begin
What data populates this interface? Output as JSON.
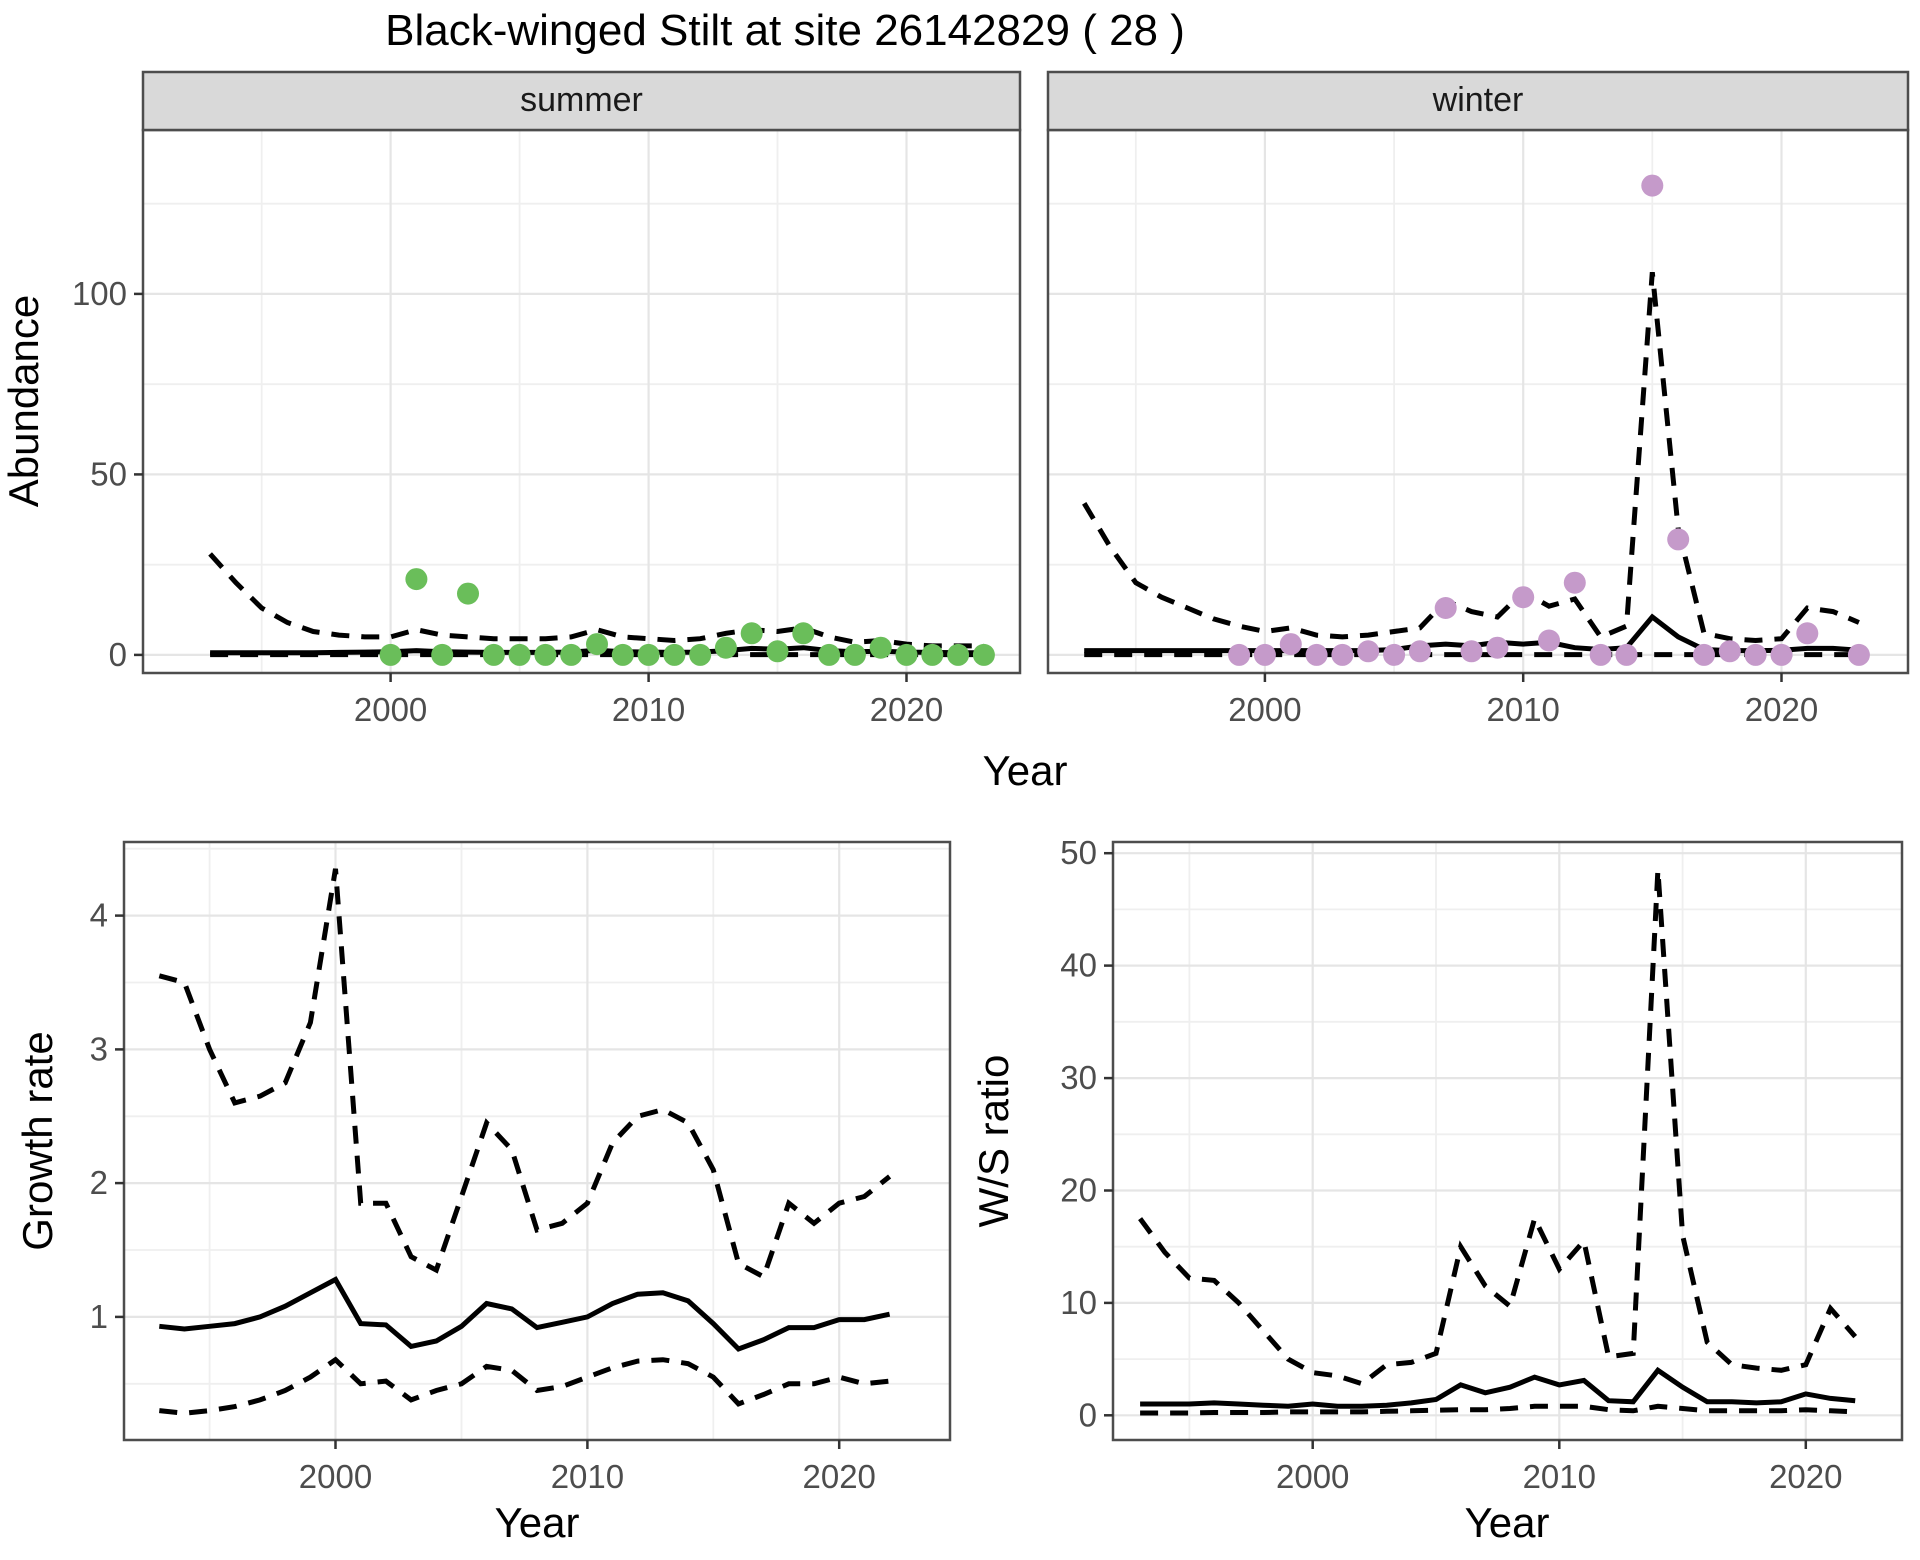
{
  "title": "Black-winged Stilt at site 26142829 ( 28 )",
  "colors": {
    "summer_point": "#6abe5a",
    "winter_point": "#c59aca",
    "strip_bg": "#d9d9d9",
    "panel_border": "#4d4d4d",
    "grid_major": "#e5e5e5",
    "grid_minor": "#efefef",
    "tick_mark": "#333333",
    "line": "#000000"
  },
  "chart_data": [
    {
      "id": "abundance_by_season",
      "type": "line+scatter",
      "xlabel": "Year",
      "ylabel": "Abundance",
      "xticks": [
        2000,
        2010,
        2020
      ],
      "yticks": [
        0,
        50,
        100
      ],
      "minor_xticks": [
        1995,
        2005,
        2015
      ],
      "minor_yticks": [
        25,
        75,
        125
      ],
      "xlim": [
        1991,
        2024.8
      ],
      "ylim": [
        -5,
        145
      ],
      "legend": "none",
      "grid": true,
      "line_years": [
        1993,
        1994,
        1995,
        1996,
        1997,
        1998,
        1999,
        2000,
        2001,
        2002,
        2003,
        2004,
        2005,
        2006,
        2007,
        2008,
        2009,
        2010,
        2011,
        2012,
        2013,
        2014,
        2015,
        2016,
        2017,
        2018,
        2019,
        2020,
        2021,
        2022,
        2023
      ],
      "facets": [
        {
          "label": "summer",
          "point_color": "#6abe5a",
          "upper_ci": [
            28,
            20,
            13,
            9,
            6.5,
            5.5,
            5,
            5,
            7,
            5.5,
            5,
            4.5,
            4.5,
            4.5,
            5,
            7,
            5,
            4.5,
            4,
            4.5,
            6,
            7,
            6.5,
            7.5,
            5,
            3.5,
            4,
            3,
            2.5,
            2.5,
            2.5
          ],
          "fit": [
            0.6,
            0.6,
            0.6,
            0.6,
            0.6,
            0.7,
            0.8,
            0.9,
            1.2,
            0.9,
            0.8,
            0.7,
            0.7,
            0.7,
            0.8,
            1.3,
            0.9,
            0.8,
            0.7,
            0.8,
            1.2,
            1.8,
            1.6,
            2.0,
            1.2,
            0.9,
            1.0,
            0.8,
            0.7,
            0.6,
            0.6
          ],
          "lower_ci": [
            0.1,
            0.1,
            0.1,
            0.1,
            0.1,
            0.1,
            0.1,
            0.1,
            0.1,
            0.1,
            0.1,
            0.1,
            0.1,
            0.1,
            0.1,
            0.1,
            0.1,
            0.1,
            0.1,
            0.1,
            0.1,
            0.1,
            0.1,
            0.1,
            0.1,
            0.1,
            0.1,
            0.1,
            0.1,
            0.1,
            0.1
          ],
          "point_years": [
            2000,
            2001,
            2002,
            2003,
            2004,
            2005,
            2006,
            2007,
            2008,
            2009,
            2010,
            2011,
            2012,
            2013,
            2014,
            2015,
            2016,
            2017,
            2018,
            2019,
            2020,
            2021,
            2022,
            2023
          ],
          "point_values": [
            0,
            21,
            0,
            17,
            0,
            0,
            0,
            0,
            3,
            0,
            0,
            0,
            0,
            2,
            6,
            1,
            6,
            0,
            0,
            2,
            0,
            0,
            0,
            0
          ]
        },
        {
          "label": "winter",
          "point_color": "#c59aca",
          "upper_ci": [
            42,
            30,
            20,
            16,
            13,
            10,
            8,
            6.5,
            7.5,
            5.5,
            5,
            5.5,
            6.5,
            7.5,
            15,
            12,
            10.5,
            17.5,
            13.5,
            15.5,
            5,
            8,
            106,
            35,
            6,
            4.5,
            4,
            4.5,
            13,
            12,
            9
          ],
          "fit": [
            1.2,
            1.2,
            1.2,
            1.2,
            1.2,
            1.2,
            1.2,
            1.2,
            1.2,
            1.2,
            1.2,
            1.2,
            1.5,
            2.5,
            3,
            2.5,
            3.5,
            3,
            3.5,
            2,
            1.5,
            2,
            10.5,
            5,
            1.5,
            1.2,
            1.2,
            1.3,
            1.8,
            1.8,
            1.3
          ],
          "lower_ci": [
            0.1,
            0.1,
            0.1,
            0.1,
            0.1,
            0.1,
            0.1,
            0.1,
            0.1,
            0.1,
            0.1,
            0.1,
            0.1,
            0.1,
            0.1,
            0.1,
            0.1,
            0.1,
            0.1,
            0.1,
            0.1,
            0.1,
            0.1,
            0.1,
            0.1,
            0.1,
            0.1,
            0.1,
            0.1,
            0.1,
            0.1
          ],
          "point_years": [
            1999,
            2000,
            2001,
            2002,
            2003,
            2004,
            2005,
            2006,
            2007,
            2008,
            2009,
            2010,
            2011,
            2012,
            2013,
            2014,
            2015,
            2016,
            2017,
            2018,
            2019,
            2020,
            2021,
            2023
          ],
          "point_values": [
            0,
            0,
            3,
            0,
            0,
            1,
            0,
            1,
            13,
            1,
            2,
            16,
            4,
            20,
            0,
            0,
            130,
            32,
            0,
            1,
            0,
            0,
            6,
            0
          ]
        }
      ]
    },
    {
      "id": "growth_rate",
      "type": "line",
      "xlabel": "Year",
      "ylabel": "Growth rate",
      "xticks": [
        2000,
        2010,
        2020
      ],
      "yticks": [
        1,
        2,
        3,
        4
      ],
      "minor_xticks": [
        1995,
        2005,
        2015
      ],
      "minor_yticks": [
        0.5,
        1.5,
        2.5,
        3.5,
        4.5
      ],
      "xlim": [
        1991.6,
        2024.4
      ],
      "ylim": [
        0.08,
        4.55
      ],
      "grid": true,
      "years": [
        1993,
        1994,
        1995,
        1996,
        1997,
        1998,
        1999,
        2000,
        2001,
        2002,
        2003,
        2004,
        2005,
        2006,
        2007,
        2008,
        2009,
        2010,
        2011,
        2012,
        2013,
        2014,
        2015,
        2016,
        2017,
        2018,
        2019,
        2020,
        2021,
        2022
      ],
      "upper_ci": [
        3.55,
        3.5,
        3.0,
        2.6,
        2.65,
        2.75,
        3.2,
        4.35,
        1.85,
        1.85,
        1.45,
        1.35,
        1.9,
        2.45,
        2.25,
        1.65,
        1.7,
        1.85,
        2.3,
        2.5,
        2.55,
        2.45,
        2.1,
        1.4,
        1.3,
        1.85,
        1.7,
        1.85,
        1.9,
        2.05
      ],
      "fit": [
        0.93,
        0.91,
        0.93,
        0.95,
        1.0,
        1.08,
        1.18,
        1.28,
        0.95,
        0.94,
        0.78,
        0.82,
        0.93,
        1.1,
        1.06,
        0.92,
        0.96,
        1.0,
        1.1,
        1.17,
        1.18,
        1.12,
        0.95,
        0.76,
        0.83,
        0.92,
        0.92,
        0.98,
        0.98,
        1.02
      ],
      "lower_ci": [
        0.3,
        0.28,
        0.3,
        0.33,
        0.38,
        0.45,
        0.55,
        0.68,
        0.5,
        0.52,
        0.38,
        0.45,
        0.5,
        0.63,
        0.6,
        0.45,
        0.48,
        0.55,
        0.62,
        0.67,
        0.68,
        0.65,
        0.55,
        0.35,
        0.42,
        0.5,
        0.5,
        0.55,
        0.5,
        0.52
      ]
    },
    {
      "id": "winter_summer_ratio",
      "type": "line",
      "xlabel": "Year",
      "ylabel": "W/S ratio",
      "xticks": [
        2000,
        2010,
        2020
      ],
      "yticks": [
        0,
        10,
        20,
        30,
        40,
        50
      ],
      "minor_xticks": [
        1995,
        2005,
        2015
      ],
      "minor_yticks": [
        5,
        15,
        25,
        35,
        45
      ],
      "xlim": [
        1991.9,
        2023.9
      ],
      "ylim": [
        -2.2,
        51
      ],
      "grid": true,
      "years": [
        1993,
        1994,
        1995,
        1996,
        1997,
        1998,
        1999,
        2000,
        2001,
        2002,
        2003,
        2004,
        2005,
        2006,
        2007,
        2008,
        2009,
        2010,
        2011,
        2012,
        2013,
        2014,
        2015,
        2016,
        2017,
        2018,
        2019,
        2020,
        2021,
        2022
      ],
      "upper_ci": [
        17.5,
        14.5,
        12.2,
        12,
        10,
        7.5,
        5,
        3.8,
        3.5,
        2.8,
        4.5,
        4.7,
        5.5,
        15,
        11.5,
        9.7,
        17.5,
        13,
        15.5,
        5.2,
        5.5,
        48.5,
        16,
        6.5,
        4.5,
        4.2,
        4,
        4.5,
        9.5,
        7
      ],
      "fit": [
        1,
        1,
        1,
        1.1,
        1,
        0.9,
        0.8,
        1,
        0.8,
        0.8,
        0.9,
        1.1,
        1.4,
        2.7,
        2,
        2.5,
        3.4,
        2.7,
        3.1,
        1.3,
        1.2,
        4,
        2.5,
        1.2,
        1.2,
        1.1,
        1.2,
        1.9,
        1.5,
        1.3
      ],
      "lower_ci": [
        0.2,
        0.2,
        0.2,
        0.25,
        0.25,
        0.25,
        0.3,
        0.3,
        0.3,
        0.3,
        0.35,
        0.4,
        0.45,
        0.5,
        0.5,
        0.6,
        0.8,
        0.8,
        0.8,
        0.5,
        0.4,
        0.8,
        0.6,
        0.4,
        0.4,
        0.4,
        0.4,
        0.5,
        0.4,
        0.3
      ]
    }
  ]
}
end
What is being asked:
Say how many lines of the data include the string "ylabel". Nothing other than the number should be given.

Full solution:
3